▶ **Stated problem**
Your answer must consist solely of the number of lines that contain the word "svetu".

▶ **Material to process**
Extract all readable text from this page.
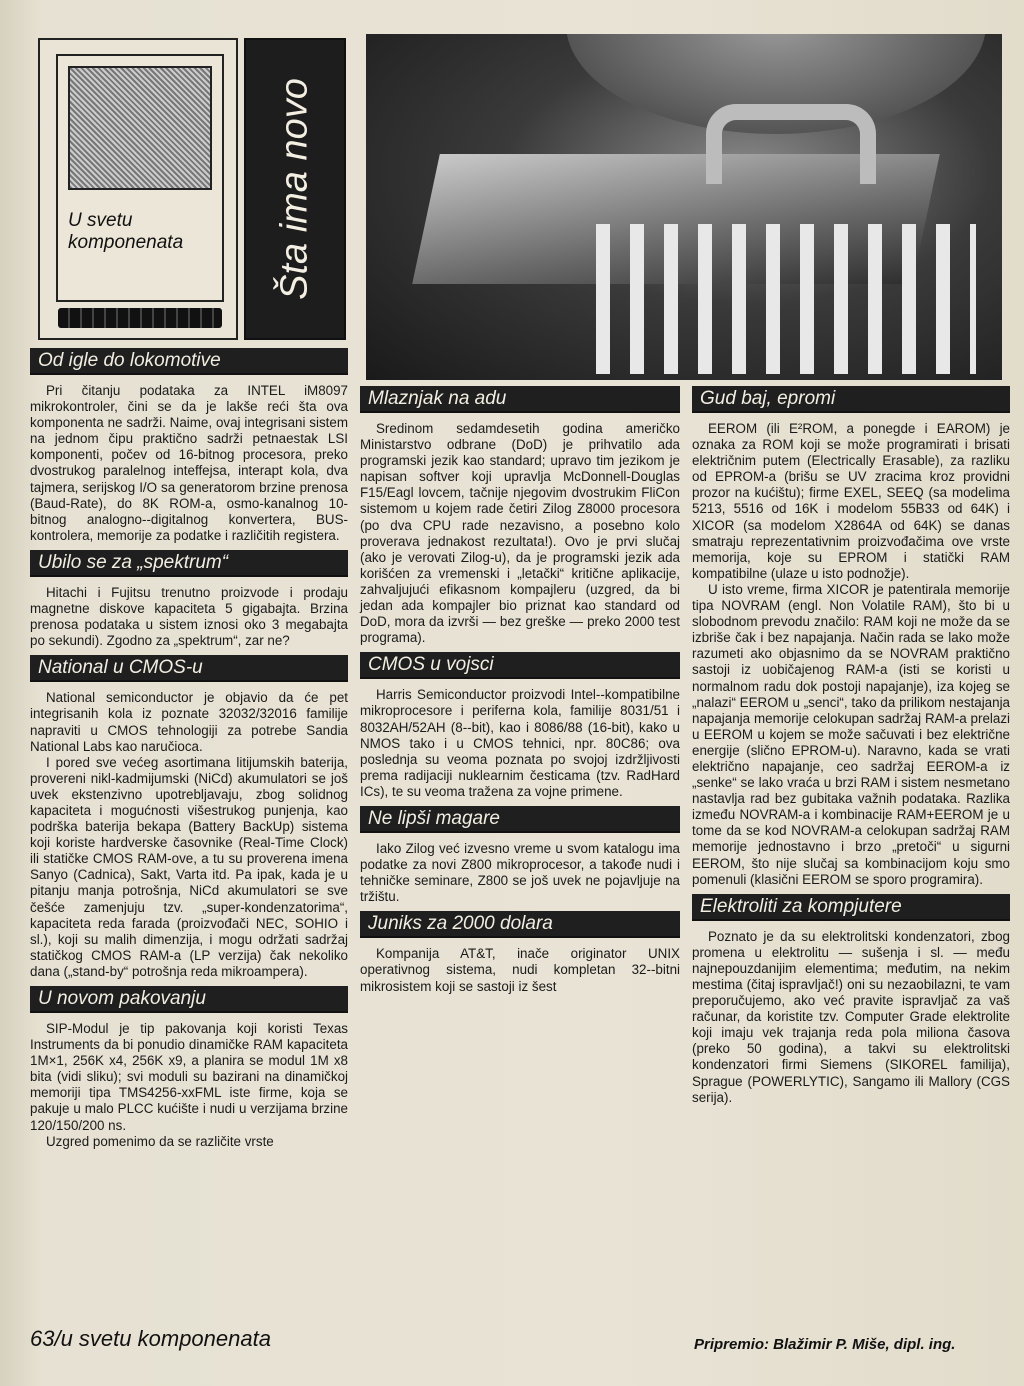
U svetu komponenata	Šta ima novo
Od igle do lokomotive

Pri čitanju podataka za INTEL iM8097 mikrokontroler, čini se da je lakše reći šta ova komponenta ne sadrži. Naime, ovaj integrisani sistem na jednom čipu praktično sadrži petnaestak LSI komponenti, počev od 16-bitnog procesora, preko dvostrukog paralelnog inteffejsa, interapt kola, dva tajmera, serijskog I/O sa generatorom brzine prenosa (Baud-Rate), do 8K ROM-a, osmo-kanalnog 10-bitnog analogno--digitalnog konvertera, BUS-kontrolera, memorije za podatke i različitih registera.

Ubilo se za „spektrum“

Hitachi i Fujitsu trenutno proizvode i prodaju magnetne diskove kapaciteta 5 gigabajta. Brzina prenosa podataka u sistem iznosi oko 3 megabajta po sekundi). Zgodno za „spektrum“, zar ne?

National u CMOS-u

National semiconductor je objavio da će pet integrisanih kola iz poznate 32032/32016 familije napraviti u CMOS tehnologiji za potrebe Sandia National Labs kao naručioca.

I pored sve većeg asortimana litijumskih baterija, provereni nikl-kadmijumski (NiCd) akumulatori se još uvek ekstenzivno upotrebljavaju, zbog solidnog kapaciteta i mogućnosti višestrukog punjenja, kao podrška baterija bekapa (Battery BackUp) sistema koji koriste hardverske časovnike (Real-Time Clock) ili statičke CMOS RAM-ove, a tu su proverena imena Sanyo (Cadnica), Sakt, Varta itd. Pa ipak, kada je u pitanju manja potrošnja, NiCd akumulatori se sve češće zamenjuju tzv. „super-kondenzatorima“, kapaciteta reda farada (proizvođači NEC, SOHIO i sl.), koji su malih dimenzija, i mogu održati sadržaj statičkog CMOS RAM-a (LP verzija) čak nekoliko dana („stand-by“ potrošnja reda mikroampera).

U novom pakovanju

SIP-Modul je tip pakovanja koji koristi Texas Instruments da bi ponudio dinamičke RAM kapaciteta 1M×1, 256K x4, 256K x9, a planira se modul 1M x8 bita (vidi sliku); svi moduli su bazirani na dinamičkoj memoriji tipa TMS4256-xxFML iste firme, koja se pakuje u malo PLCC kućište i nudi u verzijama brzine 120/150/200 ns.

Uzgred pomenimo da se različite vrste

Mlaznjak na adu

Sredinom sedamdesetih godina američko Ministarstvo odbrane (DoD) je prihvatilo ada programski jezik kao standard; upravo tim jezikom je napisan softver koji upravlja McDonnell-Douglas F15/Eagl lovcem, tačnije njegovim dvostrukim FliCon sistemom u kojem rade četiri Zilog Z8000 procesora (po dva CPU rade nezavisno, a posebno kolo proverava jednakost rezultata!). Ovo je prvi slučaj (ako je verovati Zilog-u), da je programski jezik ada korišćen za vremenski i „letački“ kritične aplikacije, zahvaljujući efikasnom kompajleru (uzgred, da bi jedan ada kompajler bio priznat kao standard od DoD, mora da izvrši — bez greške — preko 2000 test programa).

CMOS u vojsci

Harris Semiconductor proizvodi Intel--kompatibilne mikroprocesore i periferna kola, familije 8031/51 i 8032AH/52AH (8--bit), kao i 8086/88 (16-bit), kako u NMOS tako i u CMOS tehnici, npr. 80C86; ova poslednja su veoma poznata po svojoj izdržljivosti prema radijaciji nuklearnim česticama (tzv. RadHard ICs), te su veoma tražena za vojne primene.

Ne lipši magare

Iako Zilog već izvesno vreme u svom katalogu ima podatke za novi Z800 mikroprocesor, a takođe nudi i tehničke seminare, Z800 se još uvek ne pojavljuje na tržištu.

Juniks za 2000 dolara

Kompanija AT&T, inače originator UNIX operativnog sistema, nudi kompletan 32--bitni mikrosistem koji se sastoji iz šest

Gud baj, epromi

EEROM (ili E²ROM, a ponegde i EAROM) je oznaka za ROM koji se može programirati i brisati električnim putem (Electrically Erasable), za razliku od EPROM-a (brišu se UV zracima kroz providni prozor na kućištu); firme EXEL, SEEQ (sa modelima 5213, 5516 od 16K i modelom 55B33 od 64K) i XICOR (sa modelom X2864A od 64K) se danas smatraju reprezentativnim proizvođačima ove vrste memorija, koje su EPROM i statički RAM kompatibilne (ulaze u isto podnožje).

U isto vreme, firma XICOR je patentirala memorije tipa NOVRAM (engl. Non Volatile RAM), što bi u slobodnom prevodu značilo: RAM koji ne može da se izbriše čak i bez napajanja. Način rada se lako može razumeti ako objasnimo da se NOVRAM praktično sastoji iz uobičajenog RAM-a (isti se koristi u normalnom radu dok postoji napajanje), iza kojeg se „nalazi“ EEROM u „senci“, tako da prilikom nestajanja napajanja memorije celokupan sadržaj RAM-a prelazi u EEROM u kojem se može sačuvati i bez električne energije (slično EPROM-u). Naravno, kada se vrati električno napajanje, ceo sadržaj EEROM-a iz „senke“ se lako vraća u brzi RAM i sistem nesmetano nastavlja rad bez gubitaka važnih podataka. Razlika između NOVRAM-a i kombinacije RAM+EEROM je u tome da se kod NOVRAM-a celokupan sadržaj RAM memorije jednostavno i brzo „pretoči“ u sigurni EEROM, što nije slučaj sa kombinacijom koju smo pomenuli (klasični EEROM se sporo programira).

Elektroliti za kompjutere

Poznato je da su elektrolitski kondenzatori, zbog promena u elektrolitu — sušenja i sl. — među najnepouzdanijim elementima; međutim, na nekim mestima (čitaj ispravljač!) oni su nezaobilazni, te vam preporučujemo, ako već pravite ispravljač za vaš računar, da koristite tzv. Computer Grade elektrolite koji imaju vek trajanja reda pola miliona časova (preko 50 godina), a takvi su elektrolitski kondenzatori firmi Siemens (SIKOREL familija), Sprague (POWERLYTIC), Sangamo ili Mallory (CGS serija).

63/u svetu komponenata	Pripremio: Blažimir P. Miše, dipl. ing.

...

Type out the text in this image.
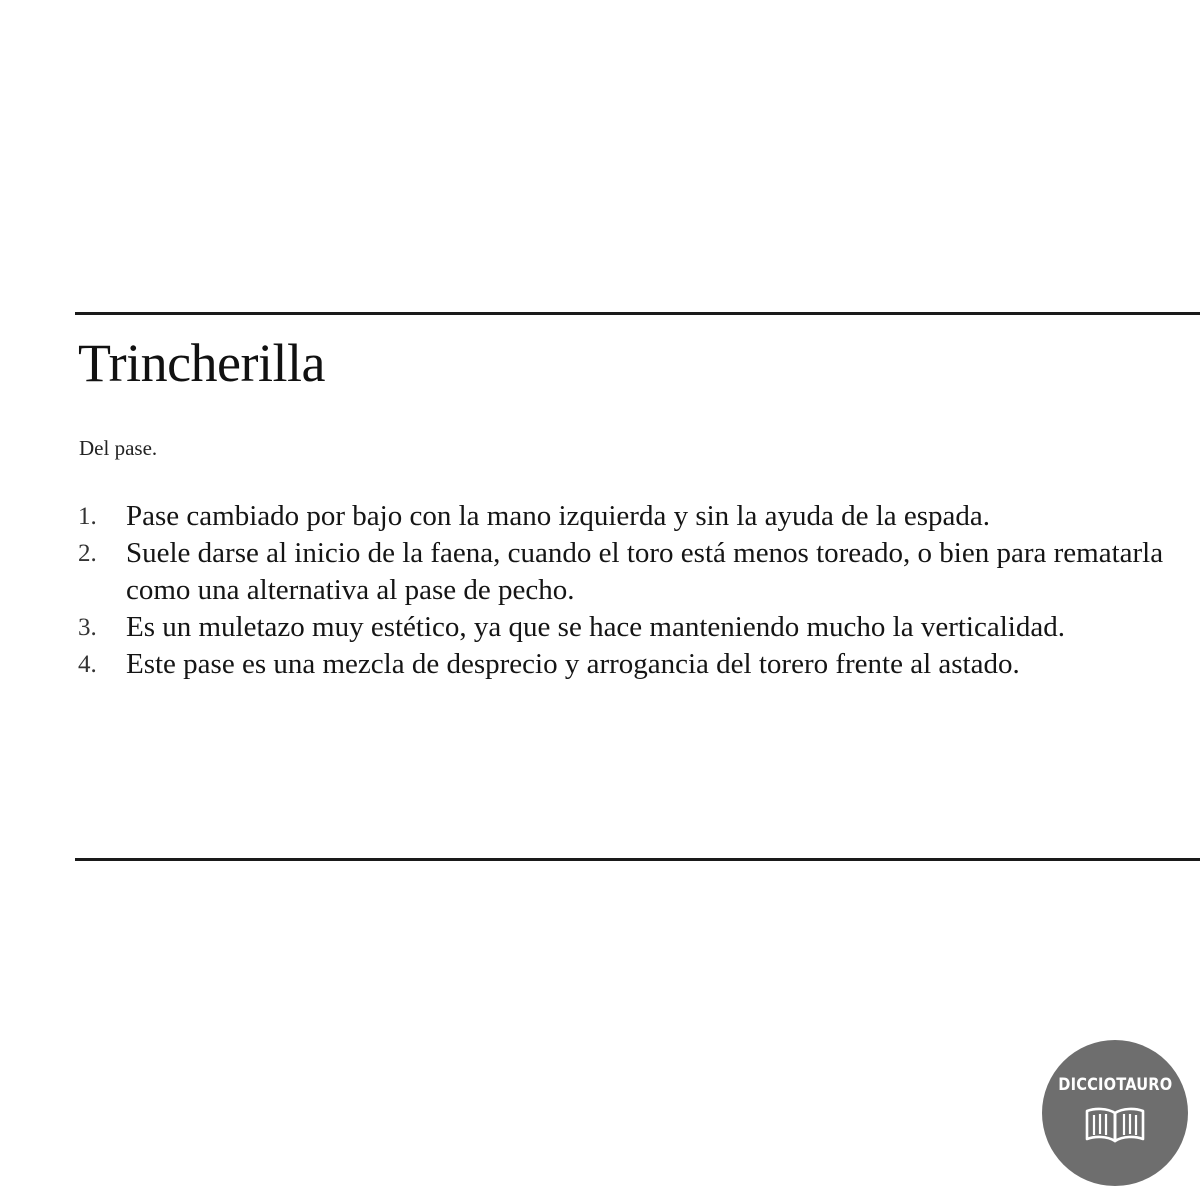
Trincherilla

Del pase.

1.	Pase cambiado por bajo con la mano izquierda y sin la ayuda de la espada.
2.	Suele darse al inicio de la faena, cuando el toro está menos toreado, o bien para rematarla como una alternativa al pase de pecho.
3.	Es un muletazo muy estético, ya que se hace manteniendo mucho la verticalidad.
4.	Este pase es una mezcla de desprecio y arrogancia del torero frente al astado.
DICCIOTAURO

▶ **Answer to this task**
2